*REQUIREMENTS:*
The records below must be transcribed exactly. Do not include the pictures.

*INFORMATION SHOWN:*
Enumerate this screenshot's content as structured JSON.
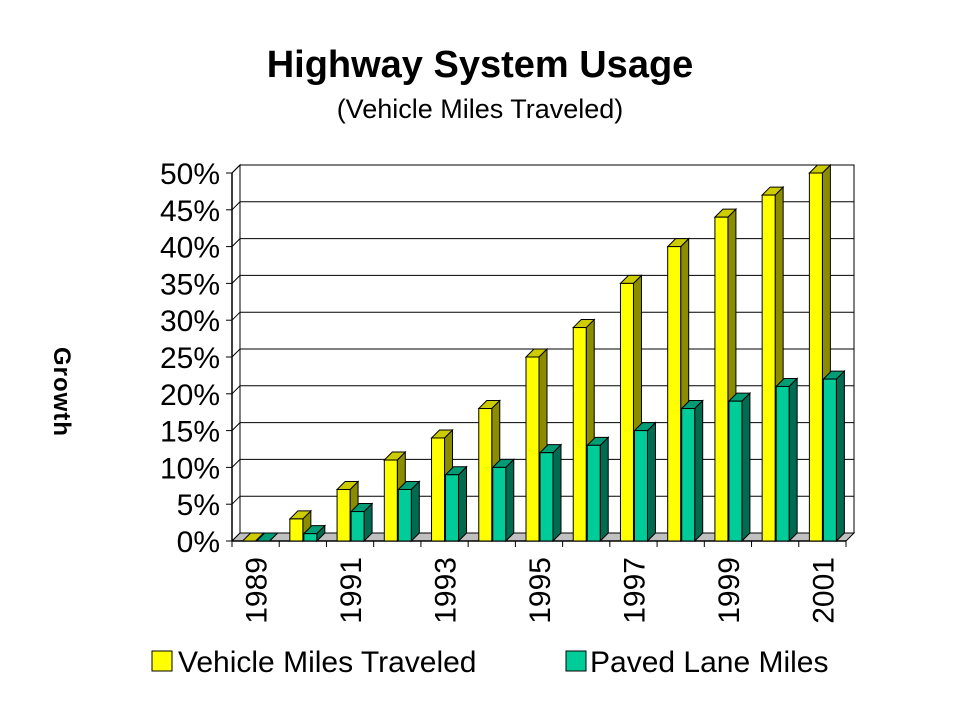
{
  "chart_data": {
    "type": "bar",
    "title": "Highway System Usage",
    "subtitle": "(Vehicle Miles Traveled)",
    "ylabel": "Growth",
    "xlabel": "",
    "ylim": [
      0,
      50
    ],
    "y_ticks": [
      "0%",
      "5%",
      "10%",
      "15%",
      "20%",
      "25%",
      "30%",
      "35%",
      "40%",
      "45%",
      "50%"
    ],
    "categories": [
      "1989",
      "1990",
      "1991",
      "1992",
      "1993",
      "1994",
      "1995",
      "1996",
      "1997",
      "1998",
      "1999",
      "2000",
      "2001"
    ],
    "x_tick_labels": [
      "1989",
      "",
      "1991",
      "",
      "1993",
      "",
      "1995",
      "",
      "1997",
      "",
      "1999",
      "",
      "2001"
    ],
    "series": [
      {
        "name": "Vehicle Miles Traveled",
        "values": [
          0,
          3,
          7,
          11,
          14,
          18,
          25,
          29,
          35,
          40,
          44,
          47,
          50
        ]
      },
      {
        "name": "Paved Lane Miles",
        "values": [
          0,
          1,
          4,
          7,
          9,
          10,
          12,
          13,
          15,
          18,
          19,
          21,
          22
        ]
      }
    ],
    "colors": {
      "Vehicle Miles Traveled": {
        "front": "#ffff00",
        "side": "#8c8c00",
        "top": "#cccc00"
      },
      "Paved Lane Miles": {
        "front": "#00cc99",
        "side": "#006b50",
        "top": "#009c75"
      }
    },
    "grid": true,
    "legend": "bottom"
  }
}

*SOLVED EXERCISE:*
Enumerate this screenshot's content as structured JSON.
{
  "chart_data": {
    "type": "bar",
    "title": "Highway System Usage",
    "subtitle": "(Vehicle Miles Traveled)",
    "ylabel": "Growth",
    "xlabel": "",
    "ylim": [
      0,
      50
    ],
    "y_ticks": [
      "0%",
      "5%",
      "10%",
      "15%",
      "20%",
      "25%",
      "30%",
      "35%",
      "40%",
      "45%",
      "50%"
    ],
    "categories": [
      "1989",
      "1990",
      "1991",
      "1992",
      "1993",
      "1994",
      "1995",
      "1996",
      "1997",
      "1998",
      "1999",
      "2000",
      "2001"
    ],
    "x_tick_labels": [
      "1989",
      "",
      "1991",
      "",
      "1993",
      "",
      "1995",
      "",
      "1997",
      "",
      "1999",
      "",
      "2001"
    ],
    "series": [
      {
        "name": "Vehicle Miles Traveled",
        "values": [
          0,
          3,
          7,
          11,
          14,
          18,
          25,
          29,
          35,
          40,
          44,
          47,
          50
        ]
      },
      {
        "name": "Paved Lane Miles",
        "values": [
          0,
          1,
          4,
          7,
          9,
          10,
          12,
          13,
          15,
          18,
          19,
          21,
          22
        ]
      }
    ],
    "colors": {
      "Vehicle Miles Traveled": {
        "front": "#ffff00",
        "side": "#8c8c00",
        "top": "#cccc00"
      },
      "Paved Lane Miles": {
        "front": "#00cc99",
        "side": "#006b50",
        "top": "#009c75"
      }
    },
    "grid": true,
    "legend": "bottom"
  }
}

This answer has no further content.